**Exercise aim**
Print every line in these rows verbatim, keeping each one unchanged.
──────── Extracted records ────────
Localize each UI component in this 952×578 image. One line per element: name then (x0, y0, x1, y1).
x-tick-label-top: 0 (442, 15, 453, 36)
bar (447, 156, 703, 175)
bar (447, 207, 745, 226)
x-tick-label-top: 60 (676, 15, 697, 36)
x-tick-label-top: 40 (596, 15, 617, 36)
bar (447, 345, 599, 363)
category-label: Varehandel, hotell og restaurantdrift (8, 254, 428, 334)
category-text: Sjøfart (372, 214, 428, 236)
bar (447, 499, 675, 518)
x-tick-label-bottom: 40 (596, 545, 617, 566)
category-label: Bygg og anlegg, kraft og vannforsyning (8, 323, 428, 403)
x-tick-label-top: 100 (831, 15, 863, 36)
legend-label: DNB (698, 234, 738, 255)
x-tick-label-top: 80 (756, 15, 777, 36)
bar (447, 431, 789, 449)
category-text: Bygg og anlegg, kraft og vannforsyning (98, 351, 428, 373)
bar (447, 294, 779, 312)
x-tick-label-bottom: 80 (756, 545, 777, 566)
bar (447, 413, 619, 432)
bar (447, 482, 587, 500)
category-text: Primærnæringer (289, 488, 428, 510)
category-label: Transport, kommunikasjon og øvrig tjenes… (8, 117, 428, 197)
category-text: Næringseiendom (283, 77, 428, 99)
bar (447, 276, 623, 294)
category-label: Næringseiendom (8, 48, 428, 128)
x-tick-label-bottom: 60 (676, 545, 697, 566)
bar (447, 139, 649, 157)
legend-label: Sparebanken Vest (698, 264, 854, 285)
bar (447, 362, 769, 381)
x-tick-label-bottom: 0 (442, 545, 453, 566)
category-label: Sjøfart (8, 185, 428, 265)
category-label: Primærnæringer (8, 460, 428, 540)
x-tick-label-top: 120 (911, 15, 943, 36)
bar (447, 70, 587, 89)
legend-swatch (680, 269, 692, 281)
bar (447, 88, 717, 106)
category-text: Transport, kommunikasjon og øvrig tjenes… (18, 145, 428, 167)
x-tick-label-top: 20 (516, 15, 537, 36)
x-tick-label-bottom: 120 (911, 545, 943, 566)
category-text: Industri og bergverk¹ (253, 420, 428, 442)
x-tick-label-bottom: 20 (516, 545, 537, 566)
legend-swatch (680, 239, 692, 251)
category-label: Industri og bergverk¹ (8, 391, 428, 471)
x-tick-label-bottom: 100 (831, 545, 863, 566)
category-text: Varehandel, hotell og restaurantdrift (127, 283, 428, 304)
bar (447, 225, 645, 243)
────────
**Solution**
Localize each UI component in this 952×578 image. One line per element: name then (x0, y0, x1, y1).
x-tick-label-top: 0 (442, 15, 453, 36)
bar (447, 156, 703, 175)
bar (447, 207, 745, 226)
x-tick-label-top: 60 (676, 15, 697, 36)
x-tick-label-top: 40 (596, 15, 617, 36)
bar (447, 345, 599, 363)
category-label: Varehandel, hotell og restaurantdrift (8, 254, 428, 334)
category-text: Sjøfart (372, 214, 428, 236)
bar (447, 499, 675, 518)
x-tick-label-bottom: 40 (596, 545, 617, 566)
category-label: Bygg og anlegg, kraft og vannforsyning (8, 323, 428, 403)
x-tick-label-top: 100 (831, 15, 863, 36)
legend-label: DNB (698, 234, 738, 255)
x-tick-label-top: 80 (756, 15, 777, 36)
bar (447, 431, 789, 449)
category-text: Bygg og anlegg, kraft og vannforsyning (98, 351, 428, 373)
bar (447, 294, 779, 312)
x-tick-label-bottom: 80 (756, 545, 777, 566)
bar (447, 413, 619, 432)
bar (447, 482, 587, 500)
category-text: Primærnæringer (289, 488, 428, 510)
category-label: Transport, kommunikasjon og øvrig tjenes… (8, 117, 428, 197)
category-text: Næringseiendom (283, 77, 428, 99)
bar (447, 276, 623, 294)
category-label: Næringseiendom (8, 48, 428, 128)
x-tick-label-bottom: 60 (676, 545, 697, 566)
bar (447, 139, 649, 157)
legend-label: Sparebanken Vest (698, 264, 854, 285)
bar (447, 362, 769, 381)
x-tick-label-bottom: 0 (442, 545, 453, 566)
category-label: Sjøfart (8, 185, 428, 265)
category-label: Primærnæringer (8, 460, 428, 540)
x-tick-label-top: 120 (911, 15, 943, 36)
bar (447, 70, 587, 89)
legend-swatch (680, 269, 692, 281)
bar (447, 88, 717, 106)
category-text: Transport, kommunikasjon og øvrig tjenes… (18, 145, 428, 167)
x-tick-label-top: 20 (516, 15, 537, 36)
x-tick-label-bottom: 120 (911, 545, 943, 566)
category-text: Industri og bergverk¹ (253, 420, 428, 442)
x-tick-label-bottom: 20 (516, 545, 537, 566)
legend-swatch (680, 239, 692, 251)
category-label: Industri og bergverk¹ (8, 391, 428, 471)
x-tick-label-bottom: 100 (831, 545, 863, 566)
category-text: Varehandel, hotell og restaurantdrift (127, 283, 428, 304)
bar (447, 225, 645, 243)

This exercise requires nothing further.